*** SUPPLIED RECORDS

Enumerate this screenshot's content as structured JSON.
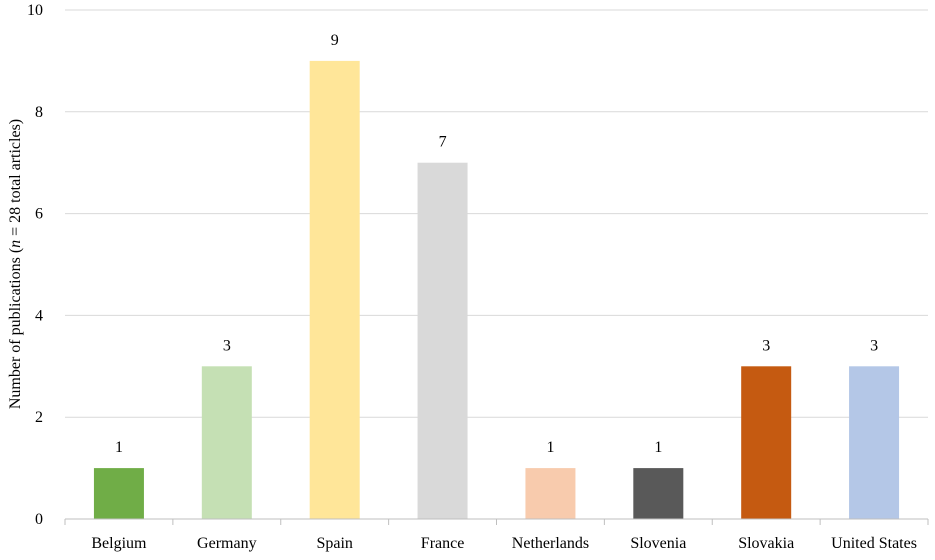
{
  "chart_data": {
    "type": "bar",
    "categories": [
      "Belgium",
      "Germany",
      "Spain",
      "France",
      "Netherlands",
      "Slovenia",
      "Slovakia",
      "United States"
    ],
    "values": [
      1,
      3,
      9,
      7,
      1,
      1,
      3,
      3
    ],
    "colors": [
      "#70ad47",
      "#c5e0b4",
      "#ffe699",
      "#d9d9d9",
      "#f8cbad",
      "#595959",
      "#c55a11",
      "#b4c7e7"
    ],
    "data_labels": [
      "1",
      "3",
      "9",
      "7",
      "1",
      "1",
      "3",
      "3"
    ],
    "title": "",
    "xlabel": "",
    "ylabel": {
      "before": "Number of publications (",
      "italic": "n",
      "after": " = 28 total articles)"
    },
    "ylim": [
      0,
      10
    ],
    "yticks": [
      0,
      2,
      4,
      6,
      8,
      10
    ],
    "ytick_labels": [
      "0",
      "2",
      "4",
      "6",
      "8",
      "10"
    ],
    "grid": true,
    "legend": "none"
  }
}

******

● EXERCISE DIRECTIONS
From the records given above, reproduce all text exactly and exclude each picture.

● ANSWER TO THE EXERCISE
Enumerate this screenshot's content as structured JSON.
{
  "chart_data": {
    "type": "bar",
    "categories": [
      "Belgium",
      "Germany",
      "Spain",
      "France",
      "Netherlands",
      "Slovenia",
      "Slovakia",
      "United States"
    ],
    "values": [
      1,
      3,
      9,
      7,
      1,
      1,
      3,
      3
    ],
    "colors": [
      "#70ad47",
      "#c5e0b4",
      "#ffe699",
      "#d9d9d9",
      "#f8cbad",
      "#595959",
      "#c55a11",
      "#b4c7e7"
    ],
    "data_labels": [
      "1",
      "3",
      "9",
      "7",
      "1",
      "1",
      "3",
      "3"
    ],
    "title": "",
    "xlabel": "",
    "ylabel": {
      "before": "Number of publications (",
      "italic": "n",
      "after": " = 28 total articles)"
    },
    "ylim": [
      0,
      10
    ],
    "yticks": [
      0,
      2,
      4,
      6,
      8,
      10
    ],
    "ytick_labels": [
      "0",
      "2",
      "4",
      "6",
      "8",
      "10"
    ],
    "grid": true,
    "legend": "none"
  }
}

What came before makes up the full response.